— WORK INSTRUCTIONS —
Examine the entries and show every line in which the word "grosser" is found.

---------- DATA SECTION ----------

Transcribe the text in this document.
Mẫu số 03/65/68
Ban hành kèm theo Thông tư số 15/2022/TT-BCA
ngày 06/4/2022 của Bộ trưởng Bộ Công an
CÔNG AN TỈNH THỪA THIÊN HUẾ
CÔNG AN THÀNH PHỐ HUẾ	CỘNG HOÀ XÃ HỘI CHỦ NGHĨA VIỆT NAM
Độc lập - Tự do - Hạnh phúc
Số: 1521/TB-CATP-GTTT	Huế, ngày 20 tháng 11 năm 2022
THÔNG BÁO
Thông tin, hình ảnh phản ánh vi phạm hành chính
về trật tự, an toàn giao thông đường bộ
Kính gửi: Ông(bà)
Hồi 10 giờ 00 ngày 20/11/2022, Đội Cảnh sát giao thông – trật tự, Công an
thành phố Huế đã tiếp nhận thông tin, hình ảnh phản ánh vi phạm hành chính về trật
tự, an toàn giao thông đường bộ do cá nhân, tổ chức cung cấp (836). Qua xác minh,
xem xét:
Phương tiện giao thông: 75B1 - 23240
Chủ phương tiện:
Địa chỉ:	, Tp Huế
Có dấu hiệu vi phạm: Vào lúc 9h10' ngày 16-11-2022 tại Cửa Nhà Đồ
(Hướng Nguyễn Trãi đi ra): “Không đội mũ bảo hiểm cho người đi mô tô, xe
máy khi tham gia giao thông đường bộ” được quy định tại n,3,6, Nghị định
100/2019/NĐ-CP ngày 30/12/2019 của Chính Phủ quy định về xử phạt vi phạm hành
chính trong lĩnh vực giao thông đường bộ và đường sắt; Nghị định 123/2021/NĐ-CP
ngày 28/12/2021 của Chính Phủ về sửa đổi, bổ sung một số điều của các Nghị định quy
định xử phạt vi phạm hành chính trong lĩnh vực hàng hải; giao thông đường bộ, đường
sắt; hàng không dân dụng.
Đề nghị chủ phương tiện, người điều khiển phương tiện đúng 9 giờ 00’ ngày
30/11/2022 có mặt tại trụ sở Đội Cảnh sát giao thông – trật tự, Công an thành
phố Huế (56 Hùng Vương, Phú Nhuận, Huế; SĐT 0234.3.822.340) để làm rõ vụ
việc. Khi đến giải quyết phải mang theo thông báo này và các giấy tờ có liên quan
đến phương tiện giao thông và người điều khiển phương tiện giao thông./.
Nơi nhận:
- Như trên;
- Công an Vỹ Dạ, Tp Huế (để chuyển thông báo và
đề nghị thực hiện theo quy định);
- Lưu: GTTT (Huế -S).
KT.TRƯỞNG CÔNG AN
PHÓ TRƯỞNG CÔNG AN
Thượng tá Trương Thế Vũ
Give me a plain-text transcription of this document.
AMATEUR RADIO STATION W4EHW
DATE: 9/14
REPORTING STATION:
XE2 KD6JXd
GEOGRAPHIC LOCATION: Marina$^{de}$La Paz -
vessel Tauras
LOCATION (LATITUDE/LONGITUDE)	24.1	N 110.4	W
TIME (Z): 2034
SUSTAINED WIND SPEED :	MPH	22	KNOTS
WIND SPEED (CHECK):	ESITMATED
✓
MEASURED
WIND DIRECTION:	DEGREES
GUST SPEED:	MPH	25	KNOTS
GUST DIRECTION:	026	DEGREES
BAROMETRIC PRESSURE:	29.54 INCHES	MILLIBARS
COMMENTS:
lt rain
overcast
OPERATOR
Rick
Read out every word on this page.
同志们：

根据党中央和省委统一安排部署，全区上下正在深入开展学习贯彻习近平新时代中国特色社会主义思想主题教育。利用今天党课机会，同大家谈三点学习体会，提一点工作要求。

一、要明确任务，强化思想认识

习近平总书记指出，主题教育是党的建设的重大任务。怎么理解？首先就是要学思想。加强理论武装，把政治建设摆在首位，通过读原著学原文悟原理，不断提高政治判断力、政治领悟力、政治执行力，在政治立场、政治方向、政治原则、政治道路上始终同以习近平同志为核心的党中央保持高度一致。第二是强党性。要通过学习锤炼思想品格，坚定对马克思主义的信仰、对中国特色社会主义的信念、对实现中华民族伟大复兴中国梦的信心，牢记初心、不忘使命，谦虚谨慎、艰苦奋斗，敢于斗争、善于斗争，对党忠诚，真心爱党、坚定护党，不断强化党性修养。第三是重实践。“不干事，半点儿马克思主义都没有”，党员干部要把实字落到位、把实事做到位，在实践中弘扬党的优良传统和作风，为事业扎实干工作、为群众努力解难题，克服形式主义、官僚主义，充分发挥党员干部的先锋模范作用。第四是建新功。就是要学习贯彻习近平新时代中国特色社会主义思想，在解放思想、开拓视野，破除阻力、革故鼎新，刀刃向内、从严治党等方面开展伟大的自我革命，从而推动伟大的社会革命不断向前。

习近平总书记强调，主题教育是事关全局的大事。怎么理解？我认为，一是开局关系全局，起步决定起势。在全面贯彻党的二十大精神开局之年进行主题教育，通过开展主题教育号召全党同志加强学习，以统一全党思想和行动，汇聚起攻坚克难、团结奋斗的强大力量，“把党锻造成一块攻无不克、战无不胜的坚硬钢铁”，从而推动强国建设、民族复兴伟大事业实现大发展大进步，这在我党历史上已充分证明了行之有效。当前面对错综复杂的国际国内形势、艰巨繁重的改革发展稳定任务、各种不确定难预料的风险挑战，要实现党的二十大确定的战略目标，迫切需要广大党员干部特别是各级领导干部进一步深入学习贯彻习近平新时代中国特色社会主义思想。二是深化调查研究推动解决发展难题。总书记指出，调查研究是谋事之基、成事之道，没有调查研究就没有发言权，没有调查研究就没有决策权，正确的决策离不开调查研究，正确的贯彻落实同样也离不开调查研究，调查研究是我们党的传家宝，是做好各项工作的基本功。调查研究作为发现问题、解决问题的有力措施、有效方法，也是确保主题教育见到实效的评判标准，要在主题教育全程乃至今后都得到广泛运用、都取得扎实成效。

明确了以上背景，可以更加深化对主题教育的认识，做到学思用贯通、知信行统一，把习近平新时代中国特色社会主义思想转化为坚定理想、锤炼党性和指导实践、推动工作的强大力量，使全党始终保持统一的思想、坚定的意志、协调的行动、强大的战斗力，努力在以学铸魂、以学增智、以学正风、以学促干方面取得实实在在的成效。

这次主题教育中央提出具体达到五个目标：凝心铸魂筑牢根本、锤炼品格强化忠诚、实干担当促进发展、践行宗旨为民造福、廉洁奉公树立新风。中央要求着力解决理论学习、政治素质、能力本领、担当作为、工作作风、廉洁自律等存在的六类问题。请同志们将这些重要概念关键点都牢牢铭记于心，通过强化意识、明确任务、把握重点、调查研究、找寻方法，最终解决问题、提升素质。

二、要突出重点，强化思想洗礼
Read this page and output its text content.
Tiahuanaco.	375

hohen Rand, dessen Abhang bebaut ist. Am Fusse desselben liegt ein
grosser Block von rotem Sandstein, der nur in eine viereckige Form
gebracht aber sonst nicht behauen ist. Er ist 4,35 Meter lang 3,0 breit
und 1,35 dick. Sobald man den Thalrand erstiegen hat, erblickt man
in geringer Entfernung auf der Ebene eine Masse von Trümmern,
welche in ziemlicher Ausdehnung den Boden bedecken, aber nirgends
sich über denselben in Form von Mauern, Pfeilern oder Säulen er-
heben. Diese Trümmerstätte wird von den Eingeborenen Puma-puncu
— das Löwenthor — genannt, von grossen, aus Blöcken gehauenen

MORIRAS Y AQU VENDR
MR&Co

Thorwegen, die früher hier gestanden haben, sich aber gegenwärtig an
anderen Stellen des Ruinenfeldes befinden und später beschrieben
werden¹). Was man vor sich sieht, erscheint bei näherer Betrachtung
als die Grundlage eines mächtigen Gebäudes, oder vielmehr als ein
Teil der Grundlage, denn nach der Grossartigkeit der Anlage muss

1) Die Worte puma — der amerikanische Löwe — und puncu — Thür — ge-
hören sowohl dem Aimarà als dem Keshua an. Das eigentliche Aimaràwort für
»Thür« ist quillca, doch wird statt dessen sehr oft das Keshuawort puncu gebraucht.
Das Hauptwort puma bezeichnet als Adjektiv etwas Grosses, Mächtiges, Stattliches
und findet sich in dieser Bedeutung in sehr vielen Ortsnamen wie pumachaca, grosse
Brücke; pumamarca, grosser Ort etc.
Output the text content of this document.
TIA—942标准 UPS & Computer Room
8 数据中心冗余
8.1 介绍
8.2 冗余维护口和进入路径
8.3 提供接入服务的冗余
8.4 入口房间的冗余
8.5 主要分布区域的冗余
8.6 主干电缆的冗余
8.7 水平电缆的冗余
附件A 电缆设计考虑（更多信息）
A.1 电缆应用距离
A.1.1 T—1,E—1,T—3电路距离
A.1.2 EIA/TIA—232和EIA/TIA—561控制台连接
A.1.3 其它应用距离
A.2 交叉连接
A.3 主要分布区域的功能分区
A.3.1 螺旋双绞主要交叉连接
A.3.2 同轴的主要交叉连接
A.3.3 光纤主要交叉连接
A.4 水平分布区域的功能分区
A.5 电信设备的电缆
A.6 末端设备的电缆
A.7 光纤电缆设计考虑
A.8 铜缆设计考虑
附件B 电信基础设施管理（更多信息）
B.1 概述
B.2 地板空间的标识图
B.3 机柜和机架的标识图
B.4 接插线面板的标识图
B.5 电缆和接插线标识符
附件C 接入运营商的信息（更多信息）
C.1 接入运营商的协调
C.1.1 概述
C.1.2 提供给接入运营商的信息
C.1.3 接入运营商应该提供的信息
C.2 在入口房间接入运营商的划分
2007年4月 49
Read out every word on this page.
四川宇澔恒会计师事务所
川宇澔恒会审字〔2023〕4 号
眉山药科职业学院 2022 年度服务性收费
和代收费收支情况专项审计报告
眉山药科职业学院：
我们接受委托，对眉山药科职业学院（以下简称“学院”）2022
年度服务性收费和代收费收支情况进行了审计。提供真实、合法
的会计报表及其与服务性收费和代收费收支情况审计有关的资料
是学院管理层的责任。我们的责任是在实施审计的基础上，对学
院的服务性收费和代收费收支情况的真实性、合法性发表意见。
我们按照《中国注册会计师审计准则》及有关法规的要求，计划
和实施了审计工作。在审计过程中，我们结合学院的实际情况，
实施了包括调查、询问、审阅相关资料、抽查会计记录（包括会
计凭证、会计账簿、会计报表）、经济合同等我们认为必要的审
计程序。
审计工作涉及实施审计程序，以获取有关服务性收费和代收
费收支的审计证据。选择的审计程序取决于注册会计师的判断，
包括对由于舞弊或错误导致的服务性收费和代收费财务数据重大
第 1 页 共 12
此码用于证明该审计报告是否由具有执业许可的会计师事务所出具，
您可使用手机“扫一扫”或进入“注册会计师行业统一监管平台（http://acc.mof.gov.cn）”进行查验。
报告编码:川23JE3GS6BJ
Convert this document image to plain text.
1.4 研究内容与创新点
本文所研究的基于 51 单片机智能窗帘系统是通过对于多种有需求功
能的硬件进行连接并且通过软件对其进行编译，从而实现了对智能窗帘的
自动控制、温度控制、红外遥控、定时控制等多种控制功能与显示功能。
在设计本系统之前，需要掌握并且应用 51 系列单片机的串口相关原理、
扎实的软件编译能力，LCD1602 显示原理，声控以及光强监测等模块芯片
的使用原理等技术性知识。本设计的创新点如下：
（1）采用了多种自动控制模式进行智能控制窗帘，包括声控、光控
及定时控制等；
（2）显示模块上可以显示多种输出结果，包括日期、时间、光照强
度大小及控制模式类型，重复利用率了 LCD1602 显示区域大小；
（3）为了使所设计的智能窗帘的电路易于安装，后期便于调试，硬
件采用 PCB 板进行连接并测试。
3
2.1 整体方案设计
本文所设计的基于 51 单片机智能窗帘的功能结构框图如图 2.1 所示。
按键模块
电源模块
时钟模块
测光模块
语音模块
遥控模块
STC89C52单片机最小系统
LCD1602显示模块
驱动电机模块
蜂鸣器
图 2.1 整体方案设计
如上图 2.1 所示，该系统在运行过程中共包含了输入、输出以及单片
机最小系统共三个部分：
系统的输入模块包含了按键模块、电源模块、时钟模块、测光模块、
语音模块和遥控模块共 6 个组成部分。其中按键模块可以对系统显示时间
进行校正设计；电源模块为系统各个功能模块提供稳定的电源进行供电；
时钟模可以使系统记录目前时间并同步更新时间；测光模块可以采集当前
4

----------

— THE REPLY —
grosser Block von rotem Sandstein, der nur in eine viereckige Form
Brücke; pumamarca, grosser Ort etc.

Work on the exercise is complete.